##### LESETEXT #####

Panamera S E-Hybrid Porsches flüsternde Kampfmaschine
18.07.2014, 10:21 Uhr
Trotz seiner Länge von fünf Metern ist der Panamera S E-Hybrid ein waschechter Sportler.
(Foto: Holger Preiss)
Für ökologische Fahrzeuge steht Porsche in den Augen der meisten nicht. Viele sehen hier nur den Hersteller brachialer Sportwagen. Dabei haben die Zuffenhauser eine Luxuslimousine im Angebot, die abseits heiseren Röhrens ihre Insassen auch elektrisch befördern kann.

Die Schriftzüge des Porsche Panamera sind neongrün umrandet. Ein Blickfang, der nicht jedem gefällt.
(Foto: Holger Preiss)
Porsche ist eine Marke, die polarisiert. Für die einen ist es der Sportwagenhersteller schlechthin, für die anderen sind die Zuffenhauser Produzenten hochmotoriger Dreckschleudern, die zudem sündhaft teuer sind. Letztgenannte sind dann wahrscheinlich auch die, die mit einem Schlüssel an einem Panamera S E-Hybrid vorbeigehen, um ihm eine ganz individuelle Lackmaserung zu verpassen. Mal davon abgesehen, dass das extrem dämlich ist, muss man diesen Hirnkaspern unterstellen, dass sie nicht in der Lage sind, zu lesen. Steht doch an der Seite des Panamera, optisch durch die grüne Signaleinfassung hervorgehoben: E-Hybrid. Das heißt nichts anderes, als dass das sportliche Schlachtschiff neben einem 3.0 Liter V6, der seine Arbeit mit 333 PS verrichtet, auch noch einen Elektromotor unter dem Blech trägt, der den 2170 Kilogramm schweren Panamera mit 95 PS Leistung im Testbetrieb rein elektrisch 26 Kilometer vorangetrieben hat. In der Spitze bringt es der Luxusliner im Strombetrieb sogar auf stattliche 135 km/h.

##### ANGEZEIGTE DATEN #####

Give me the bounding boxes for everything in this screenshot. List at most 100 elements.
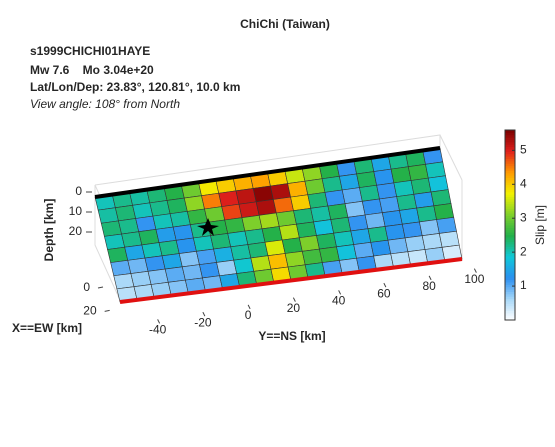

#####

## AUFGABE 1
Nenne alle Zahlenwerte mit Maßeinheit aus dem Absatz des Artikels über den Panamera S E-Hybrid, der mit „Porsche ist eine Marke, die polarisiert.“ beginnt.
## AUFGABE 2
Führe den Artikel über den Panamera S E-Hybrid bitte nach seinem letzten Satz weiter.

## ERGEBNIS 1
- 3.0 Liter
- 333 PS
- 2170 Kilogramm
- 95 PS
- 26 Kilometer
- 135 km/h

## ERGEBNIS 2
Einmal Arbeit und zurück
Jetzt mögen sich Sportfreund und Porsche-Hasser fragen: Was soll das bringen? Eine ganze Menge. Abgesehen davon, dass man flüsterleise aus dem Wohngebiet der Geliebten verschwinden kann, ist der wohl nennenswertere Vorteil, dass ein Gutteil der Strecke zum und vom Arbeitsplatz rein elektrisch zurückgelegt werden kann. Statistisch gesehen sind das nämlich bei den meisten Menschen nicht mehr als 75 Kilometer pro Tag. Das gilt natürlich nur, wenn am jeweiligen Zielort eine entsprechende Ladestation zur Verfügung steht. Wenn das der Fall ist, steht dem fast emissionsfreien Arbeitsweg nichts entgegen.
In heimischen Gefilden kann der Panamera ganz normal an die Haushaltssteckdose angeschlossen werden. Hier dauert es etwa sechs Stunden, bis der Akkumulator wieder die volle Leistung hat. Sollte die Batterie während der Fahrt alle sein, besteht per Knopfdruck die Möglichkeit, den V6 als Generator zu nutzen. Eine Option, die vor allem auf langen Autobahnstrecken nützlich ist. Nach etwa 200 Kilometern hat die Batterie wieder über 100 Prozent ihrer Leistung zurück.
Sparsamer Luxus-Sportler

Der 3,0-Liter V6 leistet im Alleingang 333 PS. Vereint er sich mit dem Elektromotor, sind es satte 416 PS für den Hybrid.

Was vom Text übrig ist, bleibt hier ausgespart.